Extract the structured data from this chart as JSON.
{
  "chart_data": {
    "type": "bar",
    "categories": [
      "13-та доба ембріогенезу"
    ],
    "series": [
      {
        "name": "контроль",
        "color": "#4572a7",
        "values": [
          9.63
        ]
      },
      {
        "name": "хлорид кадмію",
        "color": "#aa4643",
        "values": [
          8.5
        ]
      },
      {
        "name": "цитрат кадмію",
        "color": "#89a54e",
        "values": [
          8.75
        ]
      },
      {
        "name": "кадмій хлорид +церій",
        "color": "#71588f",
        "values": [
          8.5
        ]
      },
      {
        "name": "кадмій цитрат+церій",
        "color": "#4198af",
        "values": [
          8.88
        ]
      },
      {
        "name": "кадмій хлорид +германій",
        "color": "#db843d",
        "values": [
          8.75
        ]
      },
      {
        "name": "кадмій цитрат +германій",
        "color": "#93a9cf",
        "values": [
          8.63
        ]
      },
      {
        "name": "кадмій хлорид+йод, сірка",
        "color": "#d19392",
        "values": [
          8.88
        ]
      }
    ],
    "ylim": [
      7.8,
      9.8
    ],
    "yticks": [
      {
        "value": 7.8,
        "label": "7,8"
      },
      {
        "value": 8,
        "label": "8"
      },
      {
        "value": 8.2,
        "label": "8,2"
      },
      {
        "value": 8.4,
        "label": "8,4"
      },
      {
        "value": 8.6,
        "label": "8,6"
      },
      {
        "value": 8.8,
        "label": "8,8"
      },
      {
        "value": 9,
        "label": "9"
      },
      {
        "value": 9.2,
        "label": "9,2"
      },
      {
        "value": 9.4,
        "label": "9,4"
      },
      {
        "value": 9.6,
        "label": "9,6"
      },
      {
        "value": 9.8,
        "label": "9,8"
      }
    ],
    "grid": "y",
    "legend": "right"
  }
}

* Work to complete *
Hand back the material above in full, exactly as written.

* Final answer *
Extract the structured data from this chart as JSON.
{
  "chart_data": {
    "type": "bar",
    "categories": [
      "13-та доба ембріогенезу"
    ],
    "series": [
      {
        "name": "контроль",
        "color": "#4572a7",
        "values": [
          9.63
        ]
      },
      {
        "name": "хлорид кадмію",
        "color": "#aa4643",
        "values": [
          8.5
        ]
      },
      {
        "name": "цитрат кадмію",
        "color": "#89a54e",
        "values": [
          8.75
        ]
      },
      {
        "name": "кадмій хлорид +церій",
        "color": "#71588f",
        "values": [
          8.5
        ]
      },
      {
        "name": "кадмій цитрат+церій",
        "color": "#4198af",
        "values": [
          8.88
        ]
      },
      {
        "name": "кадмій хлорид +германій",
        "color": "#db843d",
        "values": [
          8.75
        ]
      },
      {
        "name": "кадмій цитрат +германій",
        "color": "#93a9cf",
        "values": [
          8.63
        ]
      },
      {
        "name": "кадмій хлорид+йод, сірка",
        "color": "#d19392",
        "values": [
          8.88
        ]
      }
    ],
    "ylim": [
      7.8,
      9.8
    ],
    "yticks": [
      {
        "value": 7.8,
        "label": "7,8"
      },
      {
        "value": 8,
        "label": "8"
      },
      {
        "value": 8.2,
        "label": "8,2"
      },
      {
        "value": 8.4,
        "label": "8,4"
      },
      {
        "value": 8.6,
        "label": "8,6"
      },
      {
        "value": 8.8,
        "label": "8,8"
      },
      {
        "value": 9,
        "label": "9"
      },
      {
        "value": 9.2,
        "label": "9,2"
      },
      {
        "value": 9.4,
        "label": "9,4"
      },
      {
        "value": 9.6,
        "label": "9,6"
      },
      {
        "value": 9.8,
        "label": "9,8"
      }
    ],
    "grid": "y",
    "legend": "right"
  }
}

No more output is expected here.